=== Supplied records ===

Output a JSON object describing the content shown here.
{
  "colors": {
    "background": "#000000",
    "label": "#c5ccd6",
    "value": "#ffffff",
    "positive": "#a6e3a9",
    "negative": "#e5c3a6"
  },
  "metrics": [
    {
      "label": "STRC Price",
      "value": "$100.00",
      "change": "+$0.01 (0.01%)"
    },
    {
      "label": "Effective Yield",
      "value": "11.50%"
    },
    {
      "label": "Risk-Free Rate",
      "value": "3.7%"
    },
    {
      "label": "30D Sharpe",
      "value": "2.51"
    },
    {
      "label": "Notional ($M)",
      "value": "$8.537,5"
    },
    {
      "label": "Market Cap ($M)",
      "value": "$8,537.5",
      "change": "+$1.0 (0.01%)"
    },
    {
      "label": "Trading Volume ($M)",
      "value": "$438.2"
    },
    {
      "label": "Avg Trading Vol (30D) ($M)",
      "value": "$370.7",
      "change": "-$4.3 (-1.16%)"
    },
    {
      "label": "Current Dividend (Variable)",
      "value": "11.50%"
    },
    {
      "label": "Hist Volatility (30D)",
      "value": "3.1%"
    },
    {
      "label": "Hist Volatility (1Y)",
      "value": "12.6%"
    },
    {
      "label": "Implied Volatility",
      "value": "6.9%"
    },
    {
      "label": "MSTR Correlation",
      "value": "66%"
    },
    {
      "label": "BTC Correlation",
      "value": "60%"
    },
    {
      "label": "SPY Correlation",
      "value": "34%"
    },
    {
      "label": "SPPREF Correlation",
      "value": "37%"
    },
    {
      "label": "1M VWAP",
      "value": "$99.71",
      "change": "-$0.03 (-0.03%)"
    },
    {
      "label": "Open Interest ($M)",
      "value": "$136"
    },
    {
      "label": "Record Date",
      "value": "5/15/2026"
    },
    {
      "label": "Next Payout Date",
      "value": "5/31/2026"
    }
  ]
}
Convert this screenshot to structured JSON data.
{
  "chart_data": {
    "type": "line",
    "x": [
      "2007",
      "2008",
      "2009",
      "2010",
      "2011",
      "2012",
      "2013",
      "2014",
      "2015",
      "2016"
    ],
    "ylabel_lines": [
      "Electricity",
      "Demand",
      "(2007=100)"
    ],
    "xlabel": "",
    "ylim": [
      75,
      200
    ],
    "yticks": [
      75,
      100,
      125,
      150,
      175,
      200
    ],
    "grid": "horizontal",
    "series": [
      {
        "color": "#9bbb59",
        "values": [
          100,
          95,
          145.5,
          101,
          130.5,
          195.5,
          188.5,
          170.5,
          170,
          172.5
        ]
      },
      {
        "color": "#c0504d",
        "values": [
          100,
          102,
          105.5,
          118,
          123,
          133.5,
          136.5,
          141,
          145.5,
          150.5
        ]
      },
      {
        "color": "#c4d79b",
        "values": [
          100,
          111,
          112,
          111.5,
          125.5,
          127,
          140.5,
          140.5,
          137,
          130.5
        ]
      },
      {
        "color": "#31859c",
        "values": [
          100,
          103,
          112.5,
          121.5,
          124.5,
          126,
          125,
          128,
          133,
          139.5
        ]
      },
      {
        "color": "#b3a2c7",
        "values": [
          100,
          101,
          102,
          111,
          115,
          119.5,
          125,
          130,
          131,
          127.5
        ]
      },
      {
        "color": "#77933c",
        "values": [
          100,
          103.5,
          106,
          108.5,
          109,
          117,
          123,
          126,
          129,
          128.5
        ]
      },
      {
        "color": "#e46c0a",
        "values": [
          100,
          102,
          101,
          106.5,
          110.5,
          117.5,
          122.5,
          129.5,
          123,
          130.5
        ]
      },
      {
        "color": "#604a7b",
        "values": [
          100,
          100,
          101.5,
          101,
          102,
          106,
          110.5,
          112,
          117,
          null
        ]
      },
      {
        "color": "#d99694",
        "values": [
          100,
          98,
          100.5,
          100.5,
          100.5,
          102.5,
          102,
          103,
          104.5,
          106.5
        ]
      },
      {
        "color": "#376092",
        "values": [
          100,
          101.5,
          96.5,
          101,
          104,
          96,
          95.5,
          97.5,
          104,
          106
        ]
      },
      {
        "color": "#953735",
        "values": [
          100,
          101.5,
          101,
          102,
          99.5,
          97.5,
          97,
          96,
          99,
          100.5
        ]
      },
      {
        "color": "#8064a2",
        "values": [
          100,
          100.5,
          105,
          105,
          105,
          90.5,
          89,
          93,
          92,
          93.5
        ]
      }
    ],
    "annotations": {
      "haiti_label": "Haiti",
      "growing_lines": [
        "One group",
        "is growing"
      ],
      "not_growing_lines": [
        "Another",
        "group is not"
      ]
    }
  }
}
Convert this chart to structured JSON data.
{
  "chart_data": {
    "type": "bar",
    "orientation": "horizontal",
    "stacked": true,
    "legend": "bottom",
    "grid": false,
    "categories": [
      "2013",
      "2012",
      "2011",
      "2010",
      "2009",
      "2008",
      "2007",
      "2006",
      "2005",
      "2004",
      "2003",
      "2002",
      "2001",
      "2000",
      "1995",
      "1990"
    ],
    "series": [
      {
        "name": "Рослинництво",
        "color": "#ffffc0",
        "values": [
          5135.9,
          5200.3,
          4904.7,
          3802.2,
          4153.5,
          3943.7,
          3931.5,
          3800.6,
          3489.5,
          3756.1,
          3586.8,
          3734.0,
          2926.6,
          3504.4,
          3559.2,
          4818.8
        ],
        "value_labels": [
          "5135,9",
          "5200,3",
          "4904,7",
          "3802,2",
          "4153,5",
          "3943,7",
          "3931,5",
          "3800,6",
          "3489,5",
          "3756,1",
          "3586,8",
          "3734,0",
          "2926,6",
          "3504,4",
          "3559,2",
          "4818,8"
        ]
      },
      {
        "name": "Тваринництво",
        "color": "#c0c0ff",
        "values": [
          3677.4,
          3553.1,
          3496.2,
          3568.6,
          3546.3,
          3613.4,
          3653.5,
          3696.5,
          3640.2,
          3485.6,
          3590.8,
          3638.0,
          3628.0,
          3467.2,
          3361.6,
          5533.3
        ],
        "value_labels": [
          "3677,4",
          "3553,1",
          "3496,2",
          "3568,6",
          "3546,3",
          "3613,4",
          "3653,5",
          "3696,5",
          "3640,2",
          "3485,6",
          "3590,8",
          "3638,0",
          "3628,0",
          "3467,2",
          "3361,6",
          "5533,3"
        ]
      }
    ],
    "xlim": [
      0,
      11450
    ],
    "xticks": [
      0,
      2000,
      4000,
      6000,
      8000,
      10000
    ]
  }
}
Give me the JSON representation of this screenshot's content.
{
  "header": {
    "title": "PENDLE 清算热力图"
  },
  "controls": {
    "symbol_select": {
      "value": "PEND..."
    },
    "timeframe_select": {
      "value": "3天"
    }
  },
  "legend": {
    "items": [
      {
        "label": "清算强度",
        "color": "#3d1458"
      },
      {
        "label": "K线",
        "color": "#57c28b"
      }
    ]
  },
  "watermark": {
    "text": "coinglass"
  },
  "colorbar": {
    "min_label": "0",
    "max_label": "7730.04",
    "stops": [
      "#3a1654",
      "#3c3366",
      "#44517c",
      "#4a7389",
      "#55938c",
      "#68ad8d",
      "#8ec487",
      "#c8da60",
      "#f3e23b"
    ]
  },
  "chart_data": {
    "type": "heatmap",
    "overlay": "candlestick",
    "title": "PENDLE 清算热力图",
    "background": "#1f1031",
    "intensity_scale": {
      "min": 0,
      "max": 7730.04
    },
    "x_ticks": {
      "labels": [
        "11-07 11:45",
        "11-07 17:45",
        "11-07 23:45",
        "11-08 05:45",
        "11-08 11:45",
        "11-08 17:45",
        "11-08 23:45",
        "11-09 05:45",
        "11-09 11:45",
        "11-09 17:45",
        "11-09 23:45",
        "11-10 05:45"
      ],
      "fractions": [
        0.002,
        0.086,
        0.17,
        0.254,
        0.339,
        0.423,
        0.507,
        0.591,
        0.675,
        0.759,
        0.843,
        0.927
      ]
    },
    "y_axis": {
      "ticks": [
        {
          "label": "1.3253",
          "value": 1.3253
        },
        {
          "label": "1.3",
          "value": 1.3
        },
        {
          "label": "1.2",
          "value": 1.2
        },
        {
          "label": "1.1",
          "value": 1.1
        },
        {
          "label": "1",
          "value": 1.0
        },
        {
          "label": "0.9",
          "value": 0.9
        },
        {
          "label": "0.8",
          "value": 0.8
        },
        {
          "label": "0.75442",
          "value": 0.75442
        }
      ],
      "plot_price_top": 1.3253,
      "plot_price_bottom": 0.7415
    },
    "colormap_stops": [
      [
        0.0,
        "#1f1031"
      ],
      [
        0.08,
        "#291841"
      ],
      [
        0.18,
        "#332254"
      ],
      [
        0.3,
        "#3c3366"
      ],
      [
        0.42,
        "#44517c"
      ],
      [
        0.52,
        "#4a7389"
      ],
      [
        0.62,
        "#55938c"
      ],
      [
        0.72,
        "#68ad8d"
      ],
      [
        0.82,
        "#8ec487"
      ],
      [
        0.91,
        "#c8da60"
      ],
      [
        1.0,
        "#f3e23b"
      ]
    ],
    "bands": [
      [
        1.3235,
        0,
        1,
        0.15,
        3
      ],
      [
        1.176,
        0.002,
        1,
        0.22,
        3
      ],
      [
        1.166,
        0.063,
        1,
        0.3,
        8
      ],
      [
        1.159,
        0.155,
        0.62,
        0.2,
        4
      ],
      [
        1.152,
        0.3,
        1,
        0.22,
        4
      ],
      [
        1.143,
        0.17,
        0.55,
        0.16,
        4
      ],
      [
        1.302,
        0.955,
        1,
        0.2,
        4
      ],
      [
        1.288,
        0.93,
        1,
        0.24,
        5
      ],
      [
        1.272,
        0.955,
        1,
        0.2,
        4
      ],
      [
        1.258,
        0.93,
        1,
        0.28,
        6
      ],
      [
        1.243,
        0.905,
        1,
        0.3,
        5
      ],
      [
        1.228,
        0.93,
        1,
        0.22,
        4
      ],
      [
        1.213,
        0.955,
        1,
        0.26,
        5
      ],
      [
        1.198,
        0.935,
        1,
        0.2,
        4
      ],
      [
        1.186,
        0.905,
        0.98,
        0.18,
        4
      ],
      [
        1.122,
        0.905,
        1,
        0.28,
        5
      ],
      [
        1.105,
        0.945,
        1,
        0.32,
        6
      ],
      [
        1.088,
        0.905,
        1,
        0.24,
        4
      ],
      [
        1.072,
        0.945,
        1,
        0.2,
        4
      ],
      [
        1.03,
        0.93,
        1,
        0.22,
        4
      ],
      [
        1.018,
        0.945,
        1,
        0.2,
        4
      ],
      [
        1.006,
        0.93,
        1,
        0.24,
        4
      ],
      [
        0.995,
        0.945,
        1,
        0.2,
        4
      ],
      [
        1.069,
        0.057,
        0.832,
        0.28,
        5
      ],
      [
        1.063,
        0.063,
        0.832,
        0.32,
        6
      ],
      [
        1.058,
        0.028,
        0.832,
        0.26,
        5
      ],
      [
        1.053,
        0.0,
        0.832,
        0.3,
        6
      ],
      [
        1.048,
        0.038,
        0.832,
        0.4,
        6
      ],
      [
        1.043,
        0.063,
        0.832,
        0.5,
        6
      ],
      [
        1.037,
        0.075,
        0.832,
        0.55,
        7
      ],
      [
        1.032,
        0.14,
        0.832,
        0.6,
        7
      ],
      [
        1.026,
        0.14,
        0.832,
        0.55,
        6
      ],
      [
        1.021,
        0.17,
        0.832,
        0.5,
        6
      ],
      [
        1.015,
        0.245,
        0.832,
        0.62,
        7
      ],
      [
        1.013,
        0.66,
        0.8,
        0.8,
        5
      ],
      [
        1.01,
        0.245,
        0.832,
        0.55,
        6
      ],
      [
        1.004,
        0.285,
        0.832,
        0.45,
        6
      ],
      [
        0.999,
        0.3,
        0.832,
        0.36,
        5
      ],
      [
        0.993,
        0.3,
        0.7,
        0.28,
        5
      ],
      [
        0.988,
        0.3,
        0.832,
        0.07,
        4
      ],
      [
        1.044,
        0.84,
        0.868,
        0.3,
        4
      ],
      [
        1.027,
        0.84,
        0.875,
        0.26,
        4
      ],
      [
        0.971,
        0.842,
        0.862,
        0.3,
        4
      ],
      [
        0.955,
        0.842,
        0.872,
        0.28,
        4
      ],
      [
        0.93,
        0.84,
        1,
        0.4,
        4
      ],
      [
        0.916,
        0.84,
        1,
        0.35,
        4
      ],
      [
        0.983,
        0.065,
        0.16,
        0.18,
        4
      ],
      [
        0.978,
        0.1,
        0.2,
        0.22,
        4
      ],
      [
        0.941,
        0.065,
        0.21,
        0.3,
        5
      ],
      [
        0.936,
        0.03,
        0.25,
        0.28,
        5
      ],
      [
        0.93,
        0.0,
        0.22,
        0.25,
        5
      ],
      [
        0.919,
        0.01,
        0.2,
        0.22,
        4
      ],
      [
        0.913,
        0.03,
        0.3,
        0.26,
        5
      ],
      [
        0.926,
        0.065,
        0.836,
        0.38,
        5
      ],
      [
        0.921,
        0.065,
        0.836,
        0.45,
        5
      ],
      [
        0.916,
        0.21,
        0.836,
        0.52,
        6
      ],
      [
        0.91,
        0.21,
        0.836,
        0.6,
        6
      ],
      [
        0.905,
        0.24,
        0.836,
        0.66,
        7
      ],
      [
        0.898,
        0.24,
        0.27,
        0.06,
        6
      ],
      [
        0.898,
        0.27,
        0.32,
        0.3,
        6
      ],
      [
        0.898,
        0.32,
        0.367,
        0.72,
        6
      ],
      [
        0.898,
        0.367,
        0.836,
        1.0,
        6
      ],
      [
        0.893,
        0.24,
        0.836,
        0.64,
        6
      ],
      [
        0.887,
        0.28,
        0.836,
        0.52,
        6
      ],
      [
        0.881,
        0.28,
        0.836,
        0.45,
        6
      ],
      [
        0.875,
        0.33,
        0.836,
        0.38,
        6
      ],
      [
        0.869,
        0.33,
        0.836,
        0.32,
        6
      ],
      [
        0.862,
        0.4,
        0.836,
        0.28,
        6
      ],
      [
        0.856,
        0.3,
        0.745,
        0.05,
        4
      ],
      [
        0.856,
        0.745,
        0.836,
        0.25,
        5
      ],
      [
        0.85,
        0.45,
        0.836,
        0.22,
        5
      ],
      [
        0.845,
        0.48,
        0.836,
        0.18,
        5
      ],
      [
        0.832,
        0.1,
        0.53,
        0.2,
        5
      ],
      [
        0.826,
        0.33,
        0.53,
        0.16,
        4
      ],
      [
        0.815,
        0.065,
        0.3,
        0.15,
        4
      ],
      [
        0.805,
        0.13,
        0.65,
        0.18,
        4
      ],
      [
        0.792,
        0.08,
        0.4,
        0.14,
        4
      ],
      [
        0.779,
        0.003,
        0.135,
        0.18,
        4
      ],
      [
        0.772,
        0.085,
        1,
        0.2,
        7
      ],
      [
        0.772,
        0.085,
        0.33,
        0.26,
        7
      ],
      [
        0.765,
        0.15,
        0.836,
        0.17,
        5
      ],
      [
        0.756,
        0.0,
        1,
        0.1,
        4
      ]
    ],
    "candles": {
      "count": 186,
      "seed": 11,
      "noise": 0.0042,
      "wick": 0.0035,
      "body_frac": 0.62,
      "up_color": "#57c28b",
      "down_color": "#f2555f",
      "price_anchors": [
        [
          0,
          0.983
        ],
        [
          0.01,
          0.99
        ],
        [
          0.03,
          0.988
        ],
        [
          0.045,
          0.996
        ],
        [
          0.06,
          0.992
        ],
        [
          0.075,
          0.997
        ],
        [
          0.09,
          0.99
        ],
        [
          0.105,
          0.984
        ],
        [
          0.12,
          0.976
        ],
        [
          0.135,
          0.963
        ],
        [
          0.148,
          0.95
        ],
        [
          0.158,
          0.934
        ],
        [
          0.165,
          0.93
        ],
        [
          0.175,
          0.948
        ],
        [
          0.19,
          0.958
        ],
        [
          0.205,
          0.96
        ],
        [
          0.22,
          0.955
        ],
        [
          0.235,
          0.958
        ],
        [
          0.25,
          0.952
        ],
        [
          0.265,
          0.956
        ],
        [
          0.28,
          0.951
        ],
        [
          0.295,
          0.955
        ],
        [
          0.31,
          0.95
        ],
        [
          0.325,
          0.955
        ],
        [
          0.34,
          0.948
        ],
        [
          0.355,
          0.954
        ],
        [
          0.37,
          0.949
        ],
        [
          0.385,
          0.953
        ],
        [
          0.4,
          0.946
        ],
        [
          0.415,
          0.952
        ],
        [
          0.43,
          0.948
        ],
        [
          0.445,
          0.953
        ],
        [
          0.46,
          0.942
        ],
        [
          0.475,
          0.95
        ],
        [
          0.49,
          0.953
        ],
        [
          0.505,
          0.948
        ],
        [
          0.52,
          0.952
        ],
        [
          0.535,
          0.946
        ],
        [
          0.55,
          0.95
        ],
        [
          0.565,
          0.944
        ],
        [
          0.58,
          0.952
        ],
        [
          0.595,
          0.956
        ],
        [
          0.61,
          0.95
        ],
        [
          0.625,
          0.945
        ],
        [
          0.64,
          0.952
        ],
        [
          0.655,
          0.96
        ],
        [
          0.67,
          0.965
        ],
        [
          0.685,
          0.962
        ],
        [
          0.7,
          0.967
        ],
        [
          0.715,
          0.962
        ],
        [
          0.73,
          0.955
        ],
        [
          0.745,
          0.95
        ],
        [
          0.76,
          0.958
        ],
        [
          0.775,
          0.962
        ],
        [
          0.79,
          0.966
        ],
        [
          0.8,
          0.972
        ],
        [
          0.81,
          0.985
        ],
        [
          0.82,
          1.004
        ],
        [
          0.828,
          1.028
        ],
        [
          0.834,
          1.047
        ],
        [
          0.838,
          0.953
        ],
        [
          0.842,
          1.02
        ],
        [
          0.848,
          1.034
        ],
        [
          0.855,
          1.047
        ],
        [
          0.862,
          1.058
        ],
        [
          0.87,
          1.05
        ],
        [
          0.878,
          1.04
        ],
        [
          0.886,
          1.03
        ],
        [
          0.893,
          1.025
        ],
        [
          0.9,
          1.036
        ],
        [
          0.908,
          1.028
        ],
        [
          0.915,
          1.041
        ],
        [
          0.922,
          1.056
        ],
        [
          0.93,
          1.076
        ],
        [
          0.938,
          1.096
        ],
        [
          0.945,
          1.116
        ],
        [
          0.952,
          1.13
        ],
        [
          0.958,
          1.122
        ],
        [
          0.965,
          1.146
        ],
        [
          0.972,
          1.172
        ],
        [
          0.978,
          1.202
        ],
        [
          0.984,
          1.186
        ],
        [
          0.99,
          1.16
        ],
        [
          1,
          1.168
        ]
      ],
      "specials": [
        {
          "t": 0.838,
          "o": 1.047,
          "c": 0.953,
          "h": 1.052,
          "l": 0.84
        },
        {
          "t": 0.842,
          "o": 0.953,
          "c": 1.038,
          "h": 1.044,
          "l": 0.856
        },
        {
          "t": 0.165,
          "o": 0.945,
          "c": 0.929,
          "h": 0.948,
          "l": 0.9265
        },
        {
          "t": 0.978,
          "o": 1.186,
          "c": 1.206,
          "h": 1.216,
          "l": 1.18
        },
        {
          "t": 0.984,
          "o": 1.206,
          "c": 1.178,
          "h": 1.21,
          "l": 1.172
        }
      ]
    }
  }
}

===

» What this task involves
Examine the data above and state how many of its lines contain the word "content", with no further remarks.

» Solution to this problem
2